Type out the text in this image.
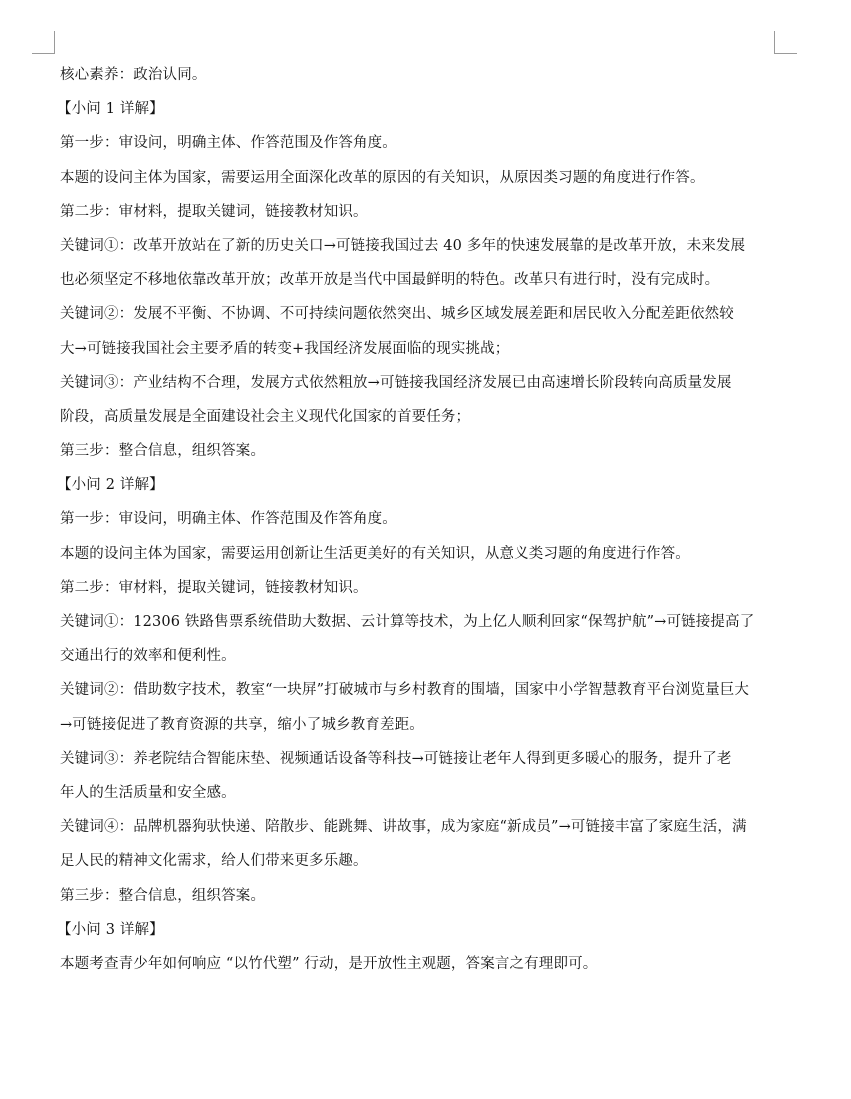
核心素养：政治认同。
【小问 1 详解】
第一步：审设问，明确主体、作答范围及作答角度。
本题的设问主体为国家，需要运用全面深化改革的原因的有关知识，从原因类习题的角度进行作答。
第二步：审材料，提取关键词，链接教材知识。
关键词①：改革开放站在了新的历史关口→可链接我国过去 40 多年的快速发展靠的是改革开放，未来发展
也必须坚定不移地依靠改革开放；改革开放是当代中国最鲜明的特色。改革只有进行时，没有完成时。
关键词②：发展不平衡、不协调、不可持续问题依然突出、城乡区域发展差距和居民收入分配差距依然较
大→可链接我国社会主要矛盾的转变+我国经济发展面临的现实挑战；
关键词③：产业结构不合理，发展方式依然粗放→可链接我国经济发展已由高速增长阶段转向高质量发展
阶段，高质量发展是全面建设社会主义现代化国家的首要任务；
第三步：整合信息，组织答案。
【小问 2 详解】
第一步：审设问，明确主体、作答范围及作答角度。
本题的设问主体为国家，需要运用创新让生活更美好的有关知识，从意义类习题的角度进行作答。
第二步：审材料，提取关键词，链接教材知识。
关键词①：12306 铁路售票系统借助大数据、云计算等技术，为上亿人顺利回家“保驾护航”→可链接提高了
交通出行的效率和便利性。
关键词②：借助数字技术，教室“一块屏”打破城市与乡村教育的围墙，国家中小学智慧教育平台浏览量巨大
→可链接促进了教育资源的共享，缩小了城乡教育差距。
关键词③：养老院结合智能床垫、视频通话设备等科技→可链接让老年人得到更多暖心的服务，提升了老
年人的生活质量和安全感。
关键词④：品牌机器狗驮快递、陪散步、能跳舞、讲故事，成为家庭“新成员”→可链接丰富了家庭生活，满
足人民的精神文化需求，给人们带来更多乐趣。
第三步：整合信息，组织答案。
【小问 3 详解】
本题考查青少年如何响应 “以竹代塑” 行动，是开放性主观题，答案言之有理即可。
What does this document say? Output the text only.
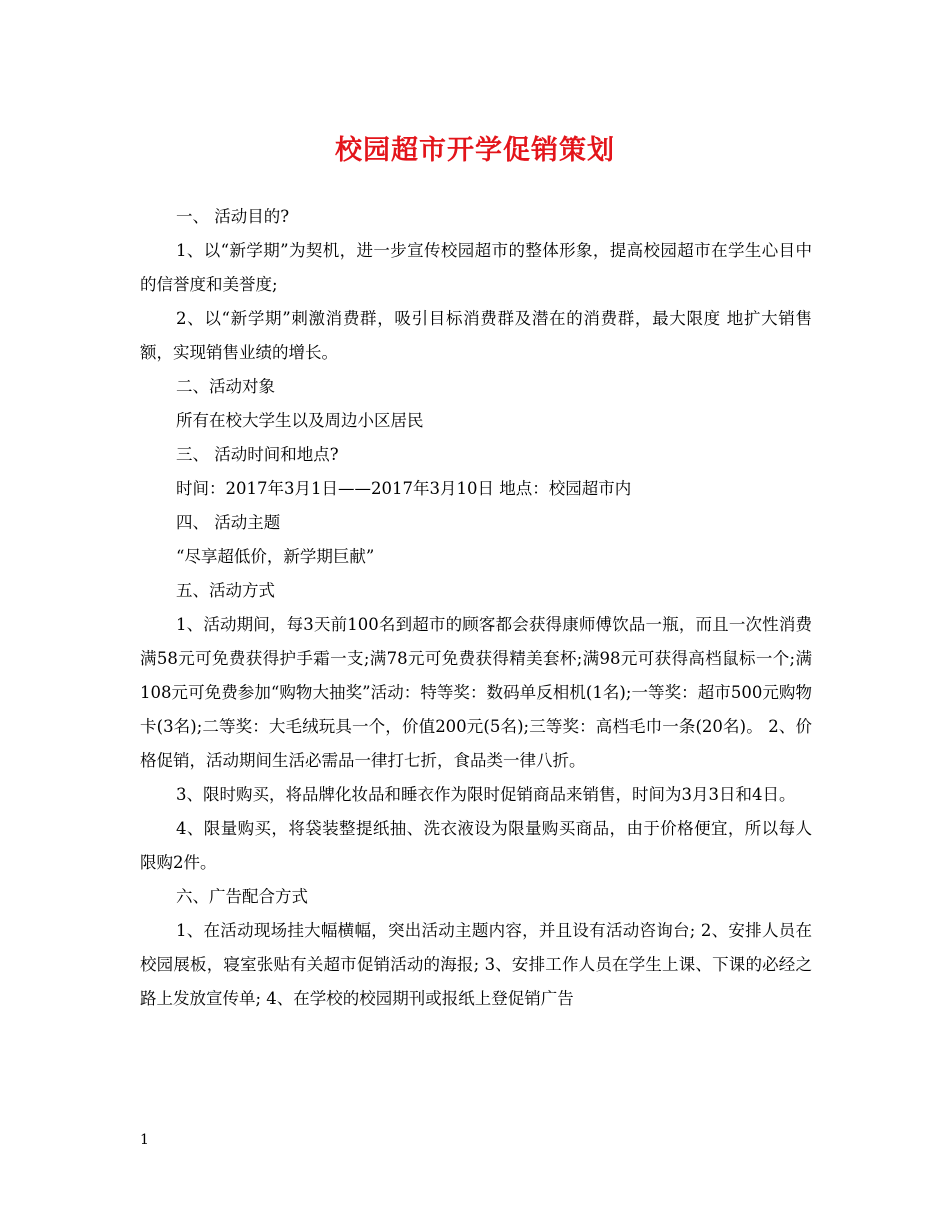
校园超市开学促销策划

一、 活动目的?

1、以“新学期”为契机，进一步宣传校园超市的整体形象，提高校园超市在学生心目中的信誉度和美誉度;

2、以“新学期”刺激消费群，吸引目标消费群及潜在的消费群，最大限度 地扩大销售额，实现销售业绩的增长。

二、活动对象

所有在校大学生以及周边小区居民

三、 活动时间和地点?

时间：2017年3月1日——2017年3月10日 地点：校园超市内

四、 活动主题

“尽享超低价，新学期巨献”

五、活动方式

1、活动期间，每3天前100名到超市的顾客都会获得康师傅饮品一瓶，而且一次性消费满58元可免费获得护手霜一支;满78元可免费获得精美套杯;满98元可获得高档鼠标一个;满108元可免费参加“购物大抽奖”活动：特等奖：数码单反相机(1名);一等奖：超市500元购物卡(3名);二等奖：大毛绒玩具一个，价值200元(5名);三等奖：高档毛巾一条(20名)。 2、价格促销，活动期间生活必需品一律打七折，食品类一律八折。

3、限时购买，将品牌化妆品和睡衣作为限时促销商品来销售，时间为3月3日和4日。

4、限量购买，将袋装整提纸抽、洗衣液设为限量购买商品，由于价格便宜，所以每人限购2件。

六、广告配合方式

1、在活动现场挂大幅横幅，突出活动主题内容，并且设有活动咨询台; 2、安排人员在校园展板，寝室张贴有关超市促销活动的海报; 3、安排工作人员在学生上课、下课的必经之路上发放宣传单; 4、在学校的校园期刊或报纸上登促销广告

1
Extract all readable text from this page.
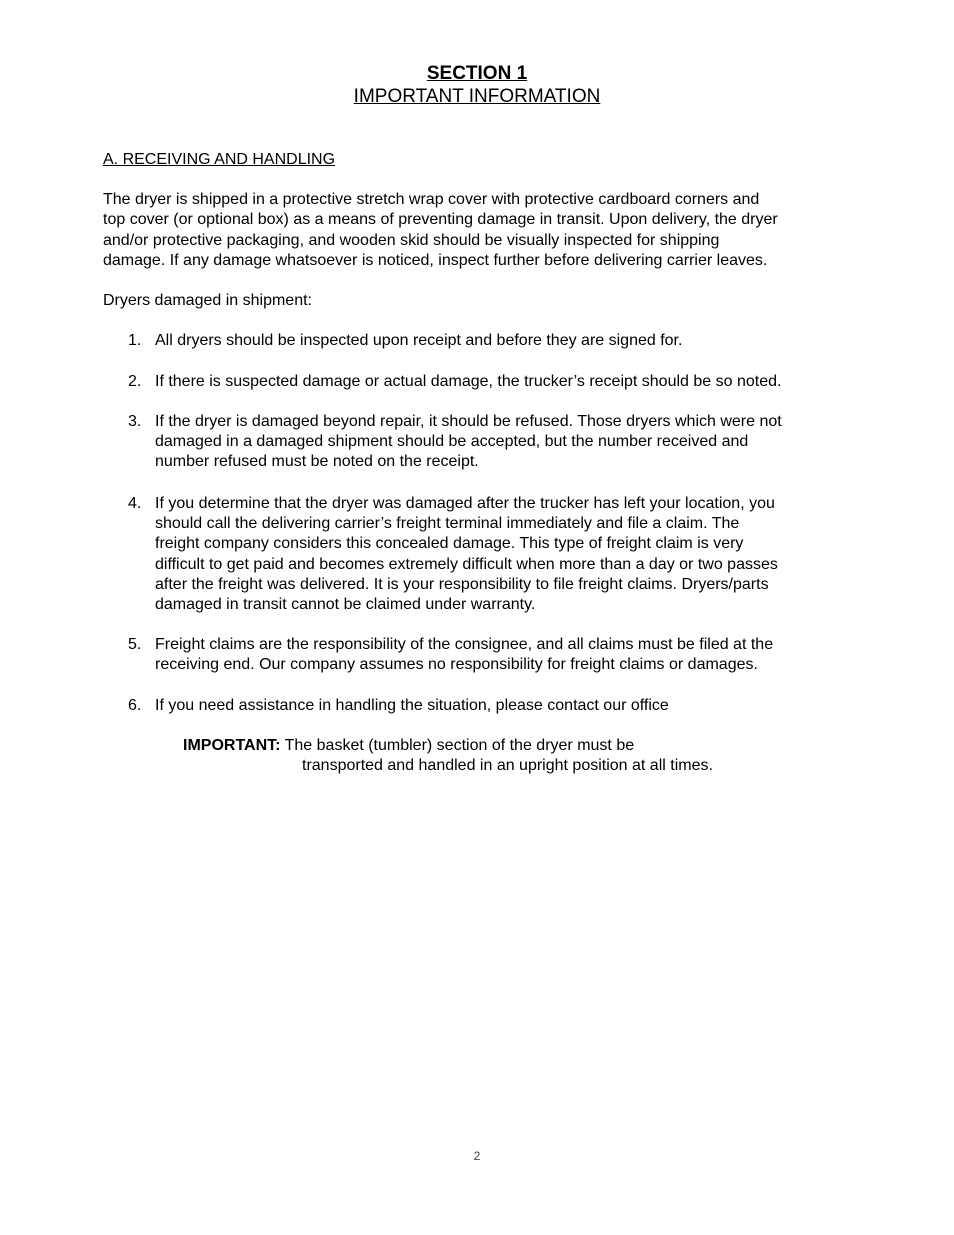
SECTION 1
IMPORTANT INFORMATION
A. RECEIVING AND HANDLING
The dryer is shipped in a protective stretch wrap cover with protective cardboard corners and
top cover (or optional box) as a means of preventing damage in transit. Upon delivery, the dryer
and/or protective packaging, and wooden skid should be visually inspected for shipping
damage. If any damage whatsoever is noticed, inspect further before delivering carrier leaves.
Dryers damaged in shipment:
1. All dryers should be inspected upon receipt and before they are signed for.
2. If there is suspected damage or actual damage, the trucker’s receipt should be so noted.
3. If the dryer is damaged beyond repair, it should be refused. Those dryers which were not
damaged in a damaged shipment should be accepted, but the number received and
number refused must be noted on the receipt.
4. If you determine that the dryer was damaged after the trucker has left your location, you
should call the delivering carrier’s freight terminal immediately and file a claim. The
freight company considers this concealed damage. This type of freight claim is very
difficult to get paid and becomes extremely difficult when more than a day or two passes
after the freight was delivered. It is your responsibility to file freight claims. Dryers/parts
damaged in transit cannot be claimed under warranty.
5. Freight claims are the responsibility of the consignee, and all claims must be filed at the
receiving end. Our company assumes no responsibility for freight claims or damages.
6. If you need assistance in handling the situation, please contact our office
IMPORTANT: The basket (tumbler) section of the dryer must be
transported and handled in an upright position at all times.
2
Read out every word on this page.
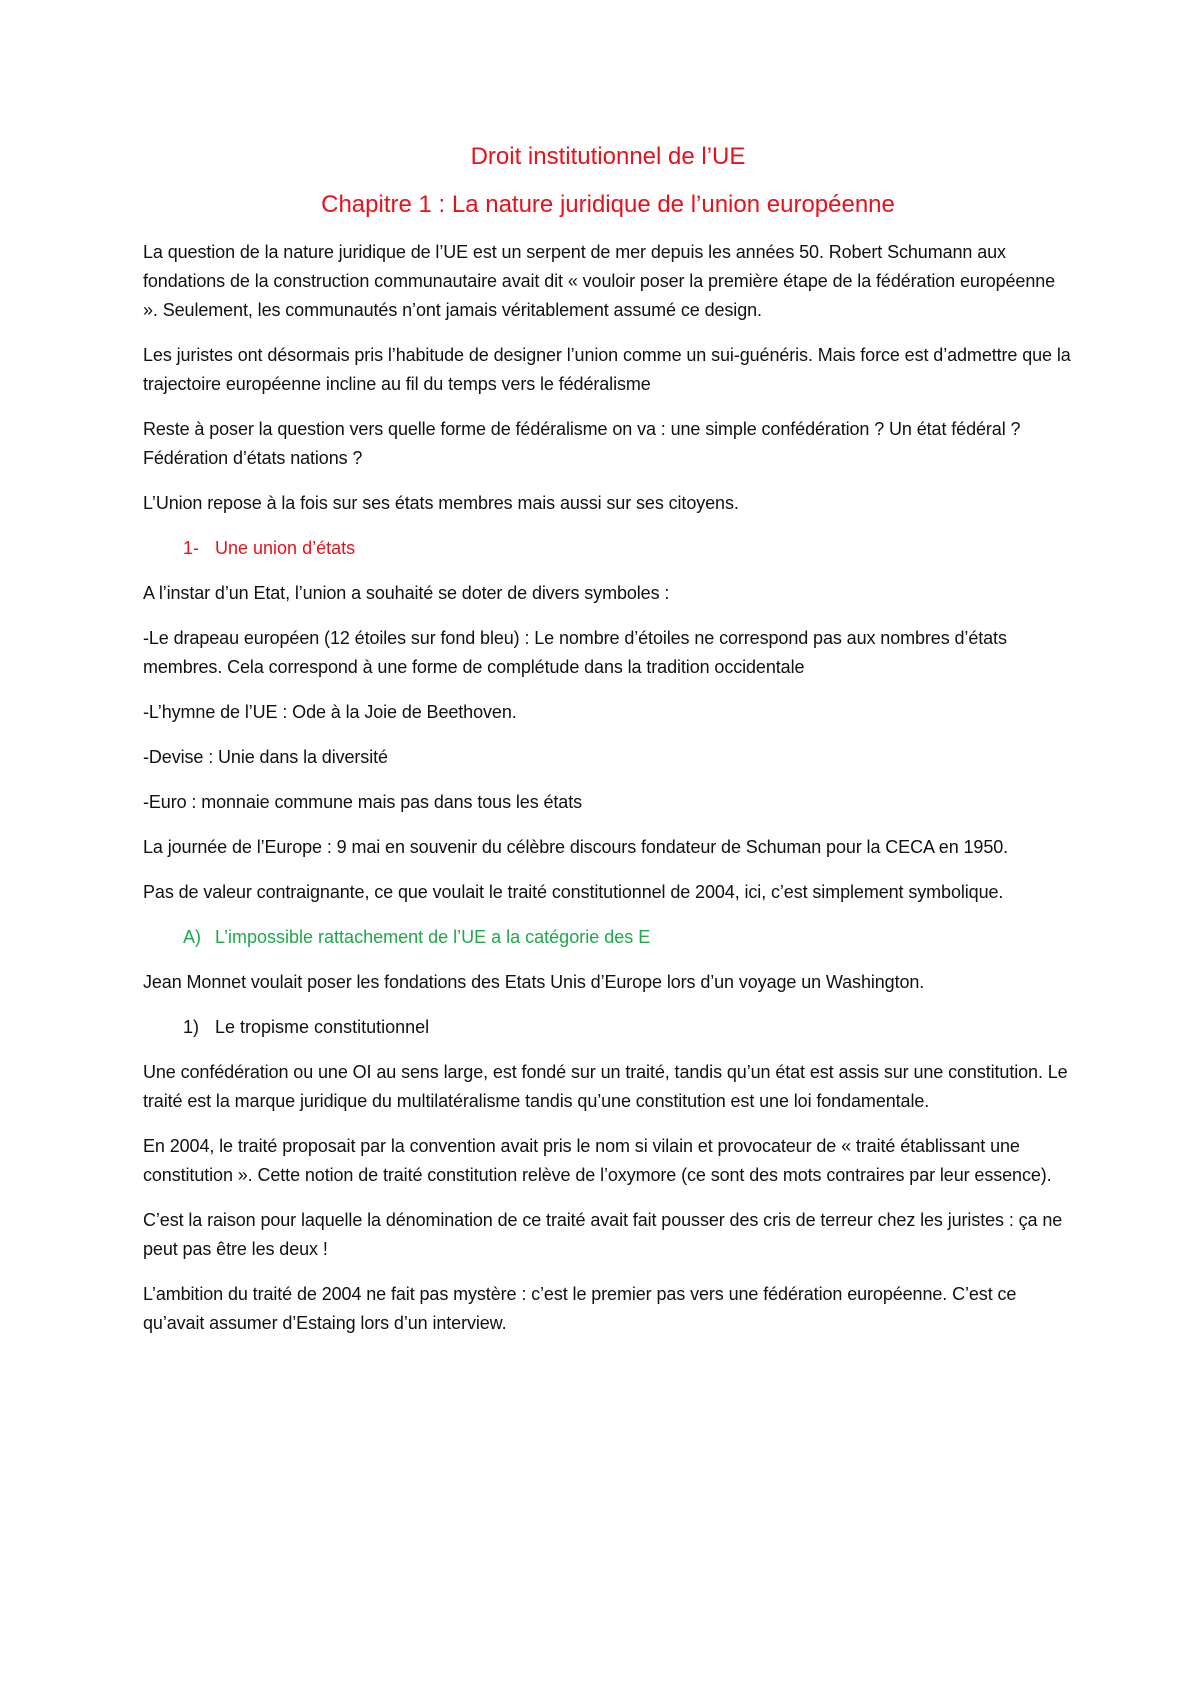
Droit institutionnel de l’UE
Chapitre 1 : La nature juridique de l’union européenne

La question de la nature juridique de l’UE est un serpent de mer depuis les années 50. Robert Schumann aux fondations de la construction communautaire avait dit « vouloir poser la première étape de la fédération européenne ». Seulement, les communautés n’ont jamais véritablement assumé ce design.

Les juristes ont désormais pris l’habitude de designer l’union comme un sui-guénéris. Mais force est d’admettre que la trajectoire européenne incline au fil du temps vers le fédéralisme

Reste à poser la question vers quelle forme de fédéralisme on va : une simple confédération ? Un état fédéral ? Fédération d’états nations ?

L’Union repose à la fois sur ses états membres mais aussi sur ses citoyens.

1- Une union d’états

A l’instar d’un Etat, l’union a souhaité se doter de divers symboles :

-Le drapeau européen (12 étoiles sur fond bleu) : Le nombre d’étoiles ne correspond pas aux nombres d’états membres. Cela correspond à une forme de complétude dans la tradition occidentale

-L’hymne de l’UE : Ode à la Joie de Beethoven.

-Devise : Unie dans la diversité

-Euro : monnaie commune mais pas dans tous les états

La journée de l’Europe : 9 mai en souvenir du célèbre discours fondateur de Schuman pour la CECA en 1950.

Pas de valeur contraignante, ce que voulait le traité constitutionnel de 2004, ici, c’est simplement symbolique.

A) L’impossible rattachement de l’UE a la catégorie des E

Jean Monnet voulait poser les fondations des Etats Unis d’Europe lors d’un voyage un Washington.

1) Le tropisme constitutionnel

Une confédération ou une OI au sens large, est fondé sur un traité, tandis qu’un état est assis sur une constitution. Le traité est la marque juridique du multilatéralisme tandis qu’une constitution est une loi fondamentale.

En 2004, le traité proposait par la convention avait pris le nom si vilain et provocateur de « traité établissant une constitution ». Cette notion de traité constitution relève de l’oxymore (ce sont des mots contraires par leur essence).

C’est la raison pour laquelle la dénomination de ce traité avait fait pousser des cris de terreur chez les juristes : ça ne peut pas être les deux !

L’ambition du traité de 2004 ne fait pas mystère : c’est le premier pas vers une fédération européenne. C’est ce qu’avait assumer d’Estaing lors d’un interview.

--------------------------------

Written task
Restate the data above exactly, stripping out each image.

Worked solution
Type out the text in this image.
核心素养：政治认同。
【小问 1 详解】
第一步：审设问，明确主体、作答范围及作答角度。
本题的设问主体为国家，需要运用全面深化改革的原因的有关知识，从原因类习题的角度进行作答。
第二步：审材料，提取关键词，链接教材知识。
关键词①：改革开放站在了新的历史关口→可链接我国过去 40 多年的快速发展靠的是改革开放，未来发展
也必须坚定不移地依靠改革开放；改革开放是当代中国最鲜明的特色。改革只有进行时，没有完成时。
关键词②：发展不平衡、不协调、不可持续问题依然突出、城乡区域发展差距和居民收入分配差距依然较
大→可链接我国社会主要矛盾的转变+我国经济发展面临的现实挑战；
关键词③：产业结构不合理，发展方式依然粗放→可链接我国经济发展已由高速增长阶段转向高质量发展
阶段，高质量发展是全面建设社会主义现代化国家的首要任务；
第三步：整合信息，组织答案。
【小问 2 详解】
第一步：审设问，明确主体、作答范围及作答角度。
本题的设问主体为国家，需要运用创新让生活更美好的有关知识，从意义类习题的角度进行作答。
第二步：审材料，提取关键词，链接教材知识。
关键词①：12306 铁路售票系统借助大数据、云计算等技术，为上亿人顺利回家“保驾护航”→可链接提高了
交通出行的效率和便利性。
关键词②：借助数字技术，教室“一块屏”打破城市与乡村教育的围墙，国家中小学智慧教育平台浏览量巨大
→可链接促进了教育资源的共享，缩小了城乡教育差距。
关键词③：养老院结合智能床垫、视频通话设备等科技→可链接让老年人得到更多暖心的服务，提升了老
年人的生活质量和安全感。
关键词④：品牌机器狗驮快递、陪散步、能跳舞、讲故事，成为家庭“新成员”→可链接丰富了家庭生活，满
足人民的精神文化需求，给人们带来更多乐趣。
第三步：整合信息，组织答案。
【小问 3 详解】
本题考查青少年如何响应 “以竹代塑” 行动，是开放性主观题，答案言之有理即可。
What does this document say? Output the text only.
校园超市开学促销策划

一、 活动目的?

1、以“新学期”为契机，进一步宣传校园超市的整体形象，提高校园超市在学生心目中的信誉度和美誉度;

2、以“新学期”刺激消费群，吸引目标消费群及潜在的消费群，最大限度 地扩大销售额，实现销售业绩的增长。

二、活动对象

所有在校大学生以及周边小区居民

三、 活动时间和地点?

时间：2017年3月1日——2017年3月10日 地点：校园超市内

四、 活动主题

“尽享超低价，新学期巨献”

五、活动方式

1、活动期间，每3天前100名到超市的顾客都会获得康师傅饮品一瓶，而且一次性消费满58元可免费获得护手霜一支;满78元可免费获得精美套杯;满98元可获得高档鼠标一个;满108元可免费参加“购物大抽奖”活动：特等奖：数码单反相机(1名);一等奖：超市500元购物卡(3名);二等奖：大毛绒玩具一个，价值200元(5名);三等奖：高档毛巾一条(20名)。 2、价格促销，活动期间生活必需品一律打七折，食品类一律八折。

3、限时购买，将品牌化妆品和睡衣作为限时促销商品来销售，时间为3月3日和4日。

4、限量购买，将袋装整提纸抽、洗衣液设为限量购买商品，由于价格便宜，所以每人限购2件。

六、广告配合方式

1、在活动现场挂大幅横幅，突出活动主题内容，并且设有活动咨询台; 2、安排人员在校园展板，寝室张贴有关超市促销活动的海报; 3、安排工作人员在学生上课、下课的必经之路上发放宣传单; 4、在学校的校园期刊或报纸上登促销广告

1
Extract all readable text from this page.
SECTION 1
IMPORTANT INFORMATION
A. RECEIVING AND HANDLING
The dryer is shipped in a protective stretch wrap cover with protective cardboard corners and
top cover (or optional box) as a means of preventing damage in transit. Upon delivery, the dryer
and/or protective packaging, and wooden skid should be visually inspected for shipping
damage. If any damage whatsoever is noticed, inspect further before delivering carrier leaves.
Dryers damaged in shipment:
1. All dryers should be inspected upon receipt and before they are signed for.
2. If there is suspected damage or actual damage, the trucker’s receipt should be so noted.
3. If the dryer is damaged beyond repair, it should be refused. Those dryers which were not
damaged in a damaged shipment should be accepted, but the number received and
number refused must be noted on the receipt.
4. If you determine that the dryer was damaged after the trucker has left your location, you
should call the delivering carrier’s freight terminal immediately and file a claim. The
freight company considers this concealed damage. This type of freight claim is very
difficult to get paid and becomes extremely difficult when more than a day or two passes
after the freight was delivered. It is your responsibility to file freight claims. Dryers/parts
damaged in transit cannot be claimed under warranty.
5. Freight claims are the responsibility of the consignee, and all claims must be filed at the
receiving end. Our company assumes no responsibility for freight claims or damages.
6. If you need assistance in handling the situation, please contact our office
IMPORTANT: The basket (tumbler) section of the dryer must be
transported and handled in an upright position at all times.
2
Read out every word on this page.
Droit institutionnel de l’UE
Chapitre 1 : La nature juridique de l’union européenne

La question de la nature juridique de l’UE est un serpent de mer depuis les années 50. Robert Schumann aux fondations de la construction communautaire avait dit « vouloir poser la première étape de la fédération européenne ». Seulement, les communautés n’ont jamais véritablement assumé ce design.

Les juristes ont désormais pris l’habitude de designer l’union comme un sui-guénéris. Mais force est d’admettre que la trajectoire européenne incline au fil du temps vers le fédéralisme

Reste à poser la question vers quelle forme de fédéralisme on va : une simple confédération ? Un état fédéral ? Fédération d’états nations ?

L’Union repose à la fois sur ses états membres mais aussi sur ses citoyens.

1- Une union d’états

A l’instar d’un Etat, l’union a souhaité se doter de divers symboles :

-Le drapeau européen (12 étoiles sur fond bleu) : Le nombre d’étoiles ne correspond pas aux nombres d’états membres. Cela correspond à une forme de complétude dans la tradition occidentale

-L’hymne de l’UE : Ode à la Joie de Beethoven.

-Devise : Unie dans la diversité

-Euro : monnaie commune mais pas dans tous les états

La journée de l’Europe : 9 mai en souvenir du célèbre discours fondateur de Schuman pour la CECA en 1950.

Pas de valeur contraignante, ce que voulait le traité constitutionnel de 2004, ici, c’est simplement symbolique.

A) L’impossible rattachement de l’UE a la catégorie des E

Jean Monnet voulait poser les fondations des Etats Unis d’Europe lors d’un voyage un Washington.

1) Le tropisme constitutionnel

Une confédération ou une OI au sens large, est fondé sur un traité, tandis qu’un état est assis sur une constitution. Le traité est la marque juridique du multilatéralisme tandis qu’une constitution est une loi fondamentale.

En 2004, le traité proposait par la convention avait pris le nom si vilain et provocateur de « traité établissant une constitution ». Cette notion de traité constitution relève de l’oxymore (ce sont des mots contraires par leur essence).

C’est la raison pour laquelle la dénomination de ce traité avait fait pousser des cris de terreur chez les juristes : ça ne peut pas être les deux !

L’ambition du traité de 2004 ne fait pas mystère : c’est le premier pas vers une fédération européenne. C’est ce qu’avait assumer d’Estaing lors d’un interview.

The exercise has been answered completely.